[start of Provided information]

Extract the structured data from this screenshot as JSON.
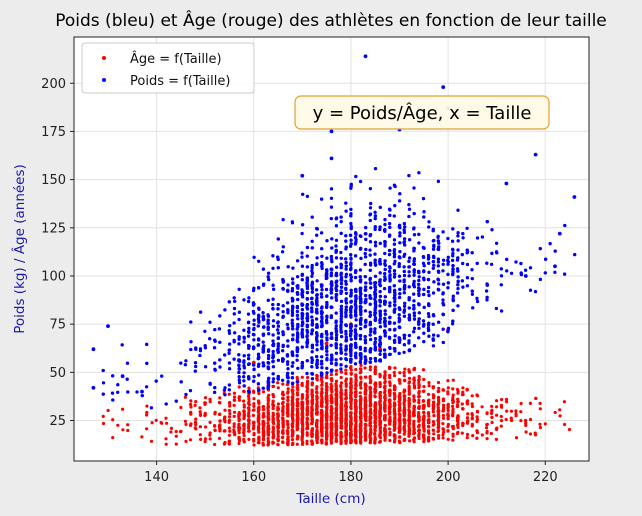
{
  "chart_data": {
    "type": "scatter",
    "title": "Poids (bleu) et Âge (rouge) des athlètes en fonction de leur taille",
    "xlabel": "Taille (cm)",
    "ylabel": "Poids (kg) / Âge (années)",
    "xlim": [
      123,
      229
    ],
    "ylim": [
      4,
      224
    ],
    "x_ticks": [
      140,
      160,
      180,
      200,
      220
    ],
    "y_ticks": [
      25,
      50,
      75,
      100,
      125,
      150,
      175,
      200
    ],
    "grid": true,
    "legend_position": "top-left",
    "annotation": "y = Poids/Âge, x = Taille",
    "series": [
      {
        "name": "Âge = f(Taille)",
        "color": "#ff0000",
        "marker": "dot",
        "trend": [
          [
            127,
            20
          ],
          [
            140,
            22
          ],
          [
            160,
            24
          ],
          [
            180,
            26
          ],
          [
            200,
            27
          ],
          [
            220,
            27
          ]
        ],
        "min": [
          [
            127,
            12
          ],
          [
            160,
            12
          ],
          [
            200,
            14
          ],
          [
            225,
            17
          ]
        ],
        "max": [
          [
            127,
            30
          ],
          [
            150,
            40
          ],
          [
            175,
            50
          ],
          [
            185,
            57
          ],
          [
            195,
            52
          ],
          [
            210,
            40
          ],
          [
            225,
            35
          ]
        ],
        "outliers": [
          [
            180,
            75
          ],
          [
            190,
            67
          ],
          [
            200,
            72
          ],
          [
            175,
            65
          ],
          [
            160,
            55
          ],
          [
            186,
            62
          ]
        ]
      },
      {
        "name": "Poids = f(Taille)",
        "color": "#0000ff",
        "marker": "dot",
        "trend": [
          [
            127,
            38
          ],
          [
            140,
            45
          ],
          [
            150,
            55
          ],
          [
            160,
            63
          ],
          [
            170,
            72
          ],
          [
            180,
            80
          ],
          [
            190,
            90
          ],
          [
            200,
            98
          ],
          [
            210,
            103
          ],
          [
            220,
            108
          ],
          [
            225,
            110
          ]
        ],
        "min": [
          [
            127,
            30
          ],
          [
            140,
            30
          ],
          [
            150,
            36
          ],
          [
            160,
            40
          ],
          [
            170,
            45
          ],
          [
            180,
            52
          ],
          [
            190,
            58
          ],
          [
            200,
            65
          ],
          [
            210,
            75
          ],
          [
            220,
            85
          ]
        ],
        "max": [
          [
            127,
            75
          ],
          [
            140,
            75
          ],
          [
            150,
            95
          ],
          [
            160,
            120
          ],
          [
            165,
            140
          ],
          [
            175,
            160
          ],
          [
            185,
            160
          ],
          [
            195,
            160
          ],
          [
            205,
            140
          ],
          [
            215,
            125
          ],
          [
            225,
            140
          ]
        ],
        "outliers": [
          [
            183,
            214
          ],
          [
            199,
            198
          ],
          [
            176,
            175
          ],
          [
            190,
            176
          ],
          [
            200,
            187
          ],
          [
            170,
            152
          ],
          [
            176,
            161
          ],
          [
            212,
            148
          ],
          [
            218,
            163
          ],
          [
            226,
            141
          ],
          [
            130,
            74
          ],
          [
            127,
            62
          ],
          [
            127,
            42
          ],
          [
            223,
            122
          ],
          [
            216,
            100
          ],
          [
            222,
            105
          ],
          [
            133,
            48
          ],
          [
            137,
            40
          ]
        ]
      }
    ]
  }
}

[end of Provided information]

• Written request: From the material above, copy everything exactly but the pictures.

• Exercise solution:
Extract the structured data from this screenshot as JSON.
{
  "chart_data": {
    "type": "scatter",
    "title": "Poids (bleu) et Âge (rouge) des athlètes en fonction de leur taille",
    "xlabel": "Taille (cm)",
    "ylabel": "Poids (kg) / Âge (années)",
    "xlim": [
      123,
      229
    ],
    "ylim": [
      4,
      224
    ],
    "x_ticks": [
      140,
      160,
      180,
      200,
      220
    ],
    "y_ticks": [
      25,
      50,
      75,
      100,
      125,
      150,
      175,
      200
    ],
    "grid": true,
    "legend_position": "top-left",
    "annotation": "y = Poids/Âge, x = Taille",
    "series": [
      {
        "name": "Âge = f(Taille)",
        "color": "#ff0000",
        "marker": "dot",
        "trend": [
          [
            127,
            20
          ],
          [
            140,
            22
          ],
          [
            160,
            24
          ],
          [
            180,
            26
          ],
          [
            200,
            27
          ],
          [
            220,
            27
          ]
        ],
        "min": [
          [
            127,
            12
          ],
          [
            160,
            12
          ],
          [
            200,
            14
          ],
          [
            225,
            17
          ]
        ],
        "max": [
          [
            127,
            30
          ],
          [
            150,
            40
          ],
          [
            175,
            50
          ],
          [
            185,
            57
          ],
          [
            195,
            52
          ],
          [
            210,
            40
          ],
          [
            225,
            35
          ]
        ],
        "outliers": [
          [
            180,
            75
          ],
          [
            190,
            67
          ],
          [
            200,
            72
          ],
          [
            175,
            65
          ],
          [
            160,
            55
          ],
          [
            186,
            62
          ]
        ]
      },
      {
        "name": "Poids = f(Taille)",
        "color": "#0000ff",
        "marker": "dot",
        "trend": [
          [
            127,
            38
          ],
          [
            140,
            45
          ],
          [
            150,
            55
          ],
          [
            160,
            63
          ],
          [
            170,
            72
          ],
          [
            180,
            80
          ],
          [
            190,
            90
          ],
          [
            200,
            98
          ],
          [
            210,
            103
          ],
          [
            220,
            108
          ],
          [
            225,
            110
          ]
        ],
        "min": [
          [
            127,
            30
          ],
          [
            140,
            30
          ],
          [
            150,
            36
          ],
          [
            160,
            40
          ],
          [
            170,
            45
          ],
          [
            180,
            52
          ],
          [
            190,
            58
          ],
          [
            200,
            65
          ],
          [
            210,
            75
          ],
          [
            220,
            85
          ]
        ],
        "max": [
          [
            127,
            75
          ],
          [
            140,
            75
          ],
          [
            150,
            95
          ],
          [
            160,
            120
          ],
          [
            165,
            140
          ],
          [
            175,
            160
          ],
          [
            185,
            160
          ],
          [
            195,
            160
          ],
          [
            205,
            140
          ],
          [
            215,
            125
          ],
          [
            225,
            140
          ]
        ],
        "outliers": [
          [
            183,
            214
          ],
          [
            199,
            198
          ],
          [
            176,
            175
          ],
          [
            190,
            176
          ],
          [
            200,
            187
          ],
          [
            170,
            152
          ],
          [
            176,
            161
          ],
          [
            212,
            148
          ],
          [
            218,
            163
          ],
          [
            226,
            141
          ],
          [
            130,
            74
          ],
          [
            127,
            62
          ],
          [
            127,
            42
          ],
          [
            223,
            122
          ],
          [
            216,
            100
          ],
          [
            222,
            105
          ],
          [
            133,
            48
          ],
          [
            137,
            40
          ]
        ]
      }
    ]
  }
}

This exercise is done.